_To do_.
Exclude the pictures and reproduce the remaining data exactly as written.

_Dataset entries_.
= = =

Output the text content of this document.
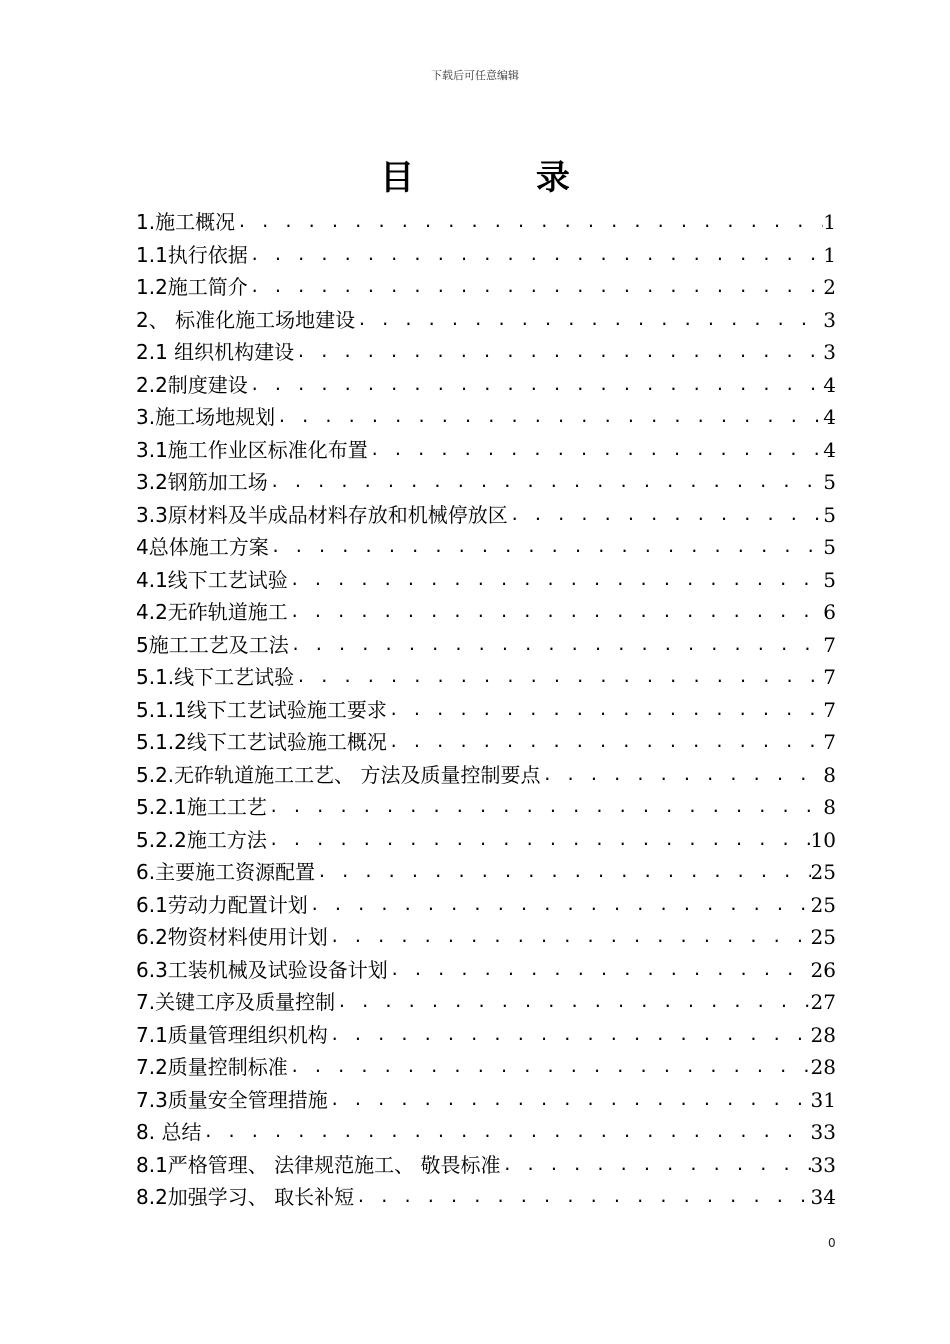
下载后可任意编辑
目 录
1.施工概况 . . .	1
1.1执行依据 . . .	1
1.2施工简介 . . .	2
2、 标准化施工场地建设 . . .	3
2.1 组织机构建设 . . .	3
2.2制度建设 . . .	4
3.施工场地规划 . . .	4
3.1施工作业区标准化布置 . . .	4
3.2钢筋加工场 . . .	5
3.3原材料及半成品材料存放和机械停放区 . . .	5
4总体施工方案 . . .	5
4.1线下工艺试验 . . .	5
4.2无砟轨道施工 . . .	6
5施工工艺及工法 . . .	7
5.1.线下工艺试验 . . .	7
5.1.1线下工艺试验施工要求 . . .	7
5.1.2线下工艺试验施工概况 . . .	7
5.2.无砟轨道施工工艺、 方法及质量控制要点 . . .	8
5.2.1施工工艺 . . .	8
5.2.2施工方法 . . .	10
6.主要施工资源配置 . . .	25
6.1劳动力配置计划 . . .	25
6.2物资材料使用计划 . . .	25
6.3工装机械及试验设备计划 . . .	26
7.关键工序及质量控制 . . .	27
7.1质量管理组织机构 . . .	28
7.2质量控制标准 . . .	28
7.3质量安全管理措施 . . .	31
8. 总结 . . .	33
8.1严格管理、 法律规范施工、 敬畏标准 . . .	33
8.2加强学习、 取长补短 . . .	34
0
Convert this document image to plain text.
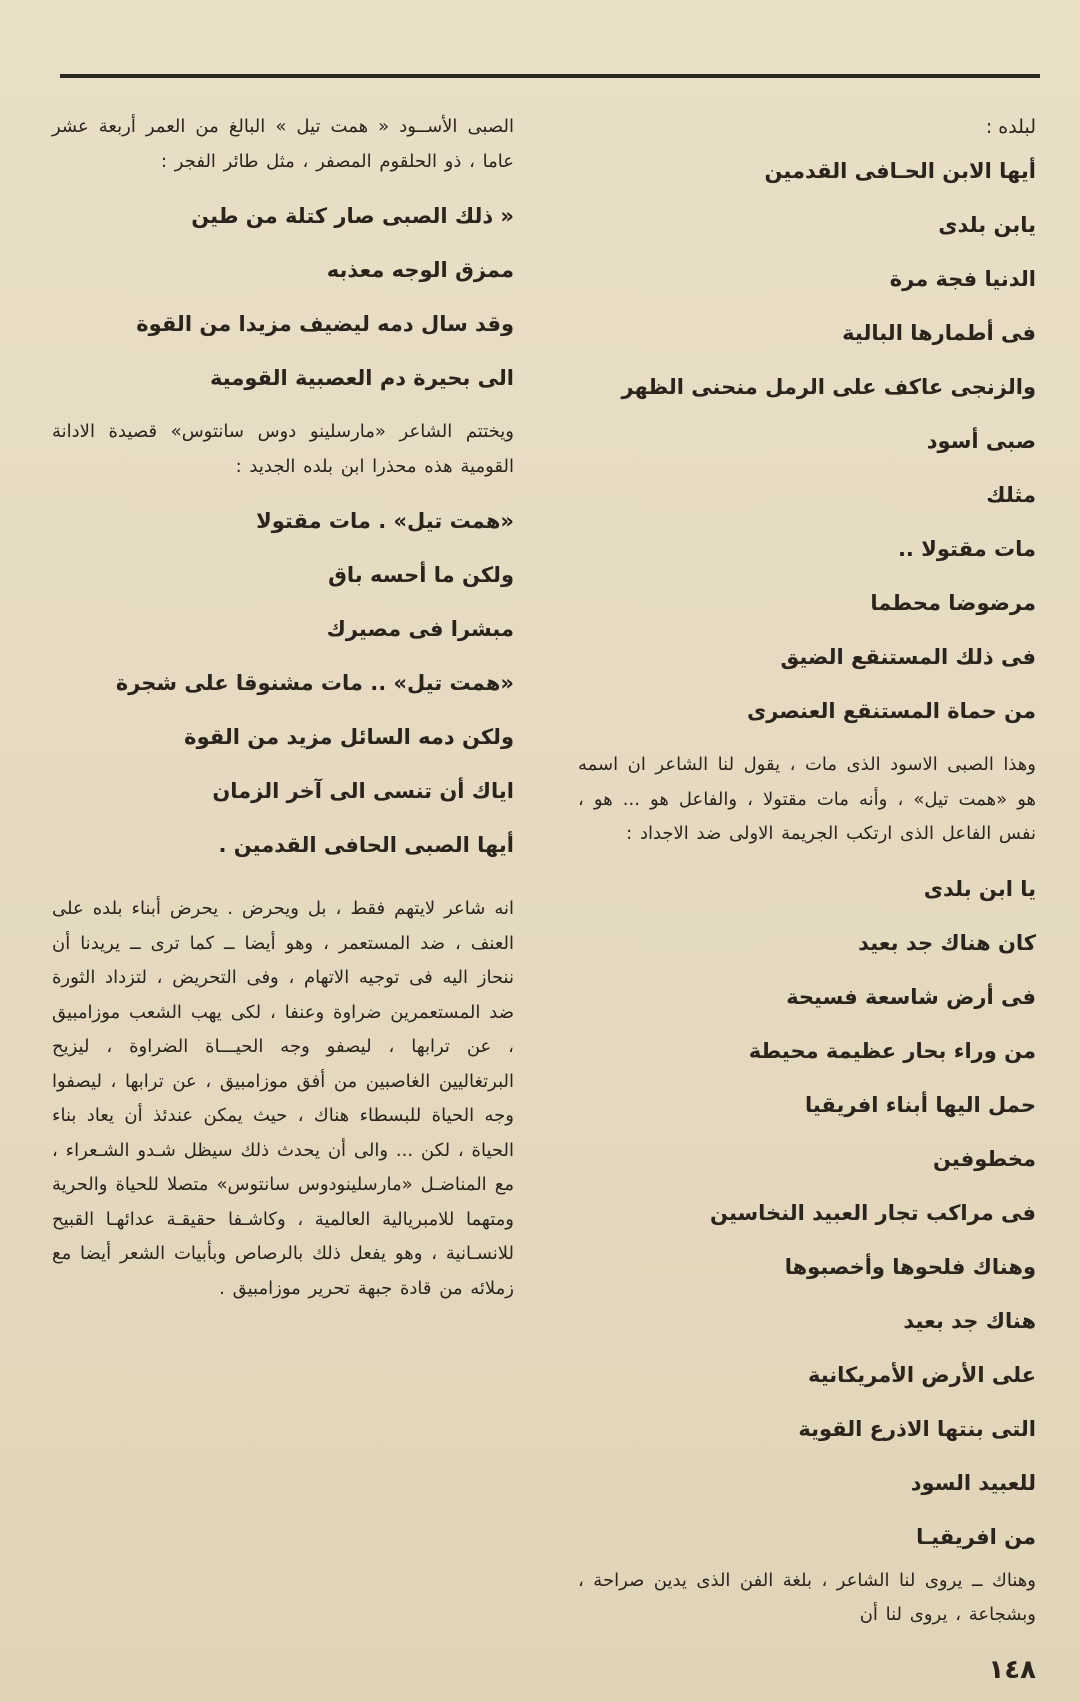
لبلده :
أيها الابن الحـافى القدمين
يابن بلدى
الدنيا فجة مرة
فى أطمارها البالية
والزنجى عاكف على الرمل منحنى الظهر
صبى أسود
مثلك
مات مقتولا ..
مرضوضا محطما
فى ذلك المستنقع الضيق
من حماة المستنقع العنصرى
وهذا الصبى الاسود الذى مات ، يقول لنا الشاعر ان اسمه هو «همت تيل» ، وأنه مات مقتولا ، والفاعل هو ... هو ، نفس الفاعل الذى ارتكب الجريمة الاولى ضد الاجداد :
يا ابن بلدى
كان هناك جد بعيد
فى أرض شاسعة فسيحة
من وراء بحار عظيمة محيطة
حمل اليها أبناء افريقيا
مخطوفين
فى مراكب تجار العبيد النخاسين
وهناك فلحوها وأخصبوها
هناك جد بعيد
على الأرض الأمريكانية
التى بنتها الاذرع القوية
للعبيد السود
من افريقيـا
وهناك ــ يروى لنا الشاعر ، بلغة الفن الذى يدين صراحة ، وبشجاعة ، يروى لنا أن
الصبى الأســود « همت تيل » البالغ من العمر أربعة عشر عاما ، ذو الحلقوم المصفر ، مثل طائر الفجر :
« ذلك الصبى صار كتلة من طين
ممزق الوجه معذبه
وقد سال دمه ليضيف مزيدا من القوة
الى بحيرة دم العصبية القومية
ويختتم الشاعر «مارسلينو دوس سانتوس» قصيدة الادانة القومية هذه محذرا ابن بلده الجديد :
«همت تيل» . مات مقتولا
ولكن ما أحسه باق
مبشرا فى مصيرك
«همت تيل» .. مات مشنوقا على شجرة
ولكن دمه السائل مزيد من القوة
اياك أن تنسى الى آخر الزمان
أيها الصبى الحافى القدمين .
انه شاعر لايتهم فقط ، بل ويحرض . يحرض أبناء بلده على العنف ، ضد المستعمر ، وهو أيضا ــ كما ترى ــ يريدنا أن ننحاز اليه فى توجيه الاتهام ، وفى التحريض ، لتزداد الثورة ضد المستعمرين ضراوة وعنفا ، لكى يهب الشعب موزامبيق ، عن ترابها ، ليصفو وجه الحيـــاة الضراوة ، ليزيح البرتغاليين الغاصبين من أفق موزامبيق ، عن ترابها ، ليصفوا وجه الحياة للبسطاء هناك ، حيث يمكن عندئذ أن يعاد بناء الحياة ، لكن ... والى أن يحدث ذلك سيظل شـدو الشـعراء ، مع المناضـل «مارسلينودوس سانتوس» متصلا للحياة والحرية ومتهما للامبريالية العالمية ، وكاشـفا حقيقـة عدائهـا القبيح للانسـانية ، وهو يفعل ذلك بالرصاص وبأبيات الشعر أيضا مع زملائه من قادة جبهة تحرير موزامبيق .
١٤٨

= = =

_Written response_.
Output the text content of this document.
下载后可任意编辑
目 录
1.施工概况 . . .	1
1.1执行依据 . . .	1
1.2施工简介 . . .	2
2、 标准化施工场地建设 . . .	3
2.1 组织机构建设 . . .	3
2.2制度建设 . . .	4
3.施工场地规划 . . .	4
3.1施工作业区标准化布置 . . .	4
3.2钢筋加工场 . . .	5
3.3原材料及半成品材料存放和机械停放区 . . .	5
4总体施工方案 . . .	5
4.1线下工艺试验 . . .	5
4.2无砟轨道施工 . . .	6
5施工工艺及工法 . . .	7
5.1.线下工艺试验 . . .	7
5.1.1线下工艺试验施工要求 . . .	7
5.1.2线下工艺试验施工概况 . . .	7
5.2.无砟轨道施工工艺、 方法及质量控制要点 . . .	8
5.2.1施工工艺 . . .	8
5.2.2施工方法 . . .	10
6.主要施工资源配置 . . .	25
6.1劳动力配置计划 . . .	25
6.2物资材料使用计划 . . .	25
6.3工装机械及试验设备计划 . . .	26
7.关键工序及质量控制 . . .	27
7.1质量管理组织机构 . . .	28
7.2质量控制标准 . . .	28
7.3质量安全管理措施 . . .	31
8. 总结 . . .	33
8.1严格管理、 法律规范施工、 敬畏标准 . . .	33
8.2加强学习、 取长补短 . . .	34
0
Convert this document image to plain text.
لبلده :
أيها الابن الحـافى القدمين
يابن بلدى
الدنيا فجة مرة
فى أطمارها البالية
والزنجى عاكف على الرمل منحنى الظهر
صبى أسود
مثلك
مات مقتولا ..
مرضوضا محطما
فى ذلك المستنقع الضيق
من حماة المستنقع العنصرى
وهذا الصبى الاسود الذى مات ، يقول لنا الشاعر ان اسمه هو «همت تيل» ، وأنه مات مقتولا ، والفاعل هو ... هو ، نفس الفاعل الذى ارتكب الجريمة الاولى ضد الاجداد :
يا ابن بلدى
كان هناك جد بعيد
فى أرض شاسعة فسيحة
من وراء بحار عظيمة محيطة
حمل اليها أبناء افريقيا
مخطوفين
فى مراكب تجار العبيد النخاسين
وهناك فلحوها وأخصبوها
هناك جد بعيد
على الأرض الأمريكانية
التى بنتها الاذرع القوية
للعبيد السود
من افريقيـا
وهناك ــ يروى لنا الشاعر ، بلغة الفن الذى يدين صراحة ، وبشجاعة ، يروى لنا أن
الصبى الأســود « همت تيل » البالغ من العمر أربعة عشر عاما ، ذو الحلقوم المصفر ، مثل طائر الفجر :
« ذلك الصبى صار كتلة من طين
ممزق الوجه معذبه
وقد سال دمه ليضيف مزيدا من القوة
الى بحيرة دم العصبية القومية
ويختتم الشاعر «مارسلينو دوس سانتوس» قصيدة الادانة القومية هذه محذرا ابن بلده الجديد :
«همت تيل» . مات مقتولا
ولكن ما أحسه باق
مبشرا فى مصيرك
«همت تيل» .. مات مشنوقا على شجرة
ولكن دمه السائل مزيد من القوة
اياك أن تنسى الى آخر الزمان
أيها الصبى الحافى القدمين .
انه شاعر لايتهم فقط ، بل ويحرض . يحرض أبناء بلده على العنف ، ضد المستعمر ، وهو أيضا ــ كما ترى ــ يريدنا أن ننحاز اليه فى توجيه الاتهام ، وفى التحريض ، لتزداد الثورة ضد المستعمرين ضراوة وعنفا ، لكى يهب الشعب موزامبيق ، عن ترابها ، ليصفو وجه الحيـــاة الضراوة ، ليزيح البرتغاليين الغاصبين من أفق موزامبيق ، عن ترابها ، ليصفوا وجه الحياة للبسطاء هناك ، حيث يمكن عندئذ أن يعاد بناء الحياة ، لكن ... والى أن يحدث ذلك سيظل شـدو الشـعراء ، مع المناضـل «مارسلينودوس سانتوس» متصلا للحياة والحرية ومتهما للامبريالية العالمية ، وكاشـفا حقيقـة عدائهـا القبيح للانسـانية ، وهو يفعل ذلك بالرصاص وبأبيات الشعر أيضا مع زملائه من قادة جبهة تحرير موزامبيق .
١٤٨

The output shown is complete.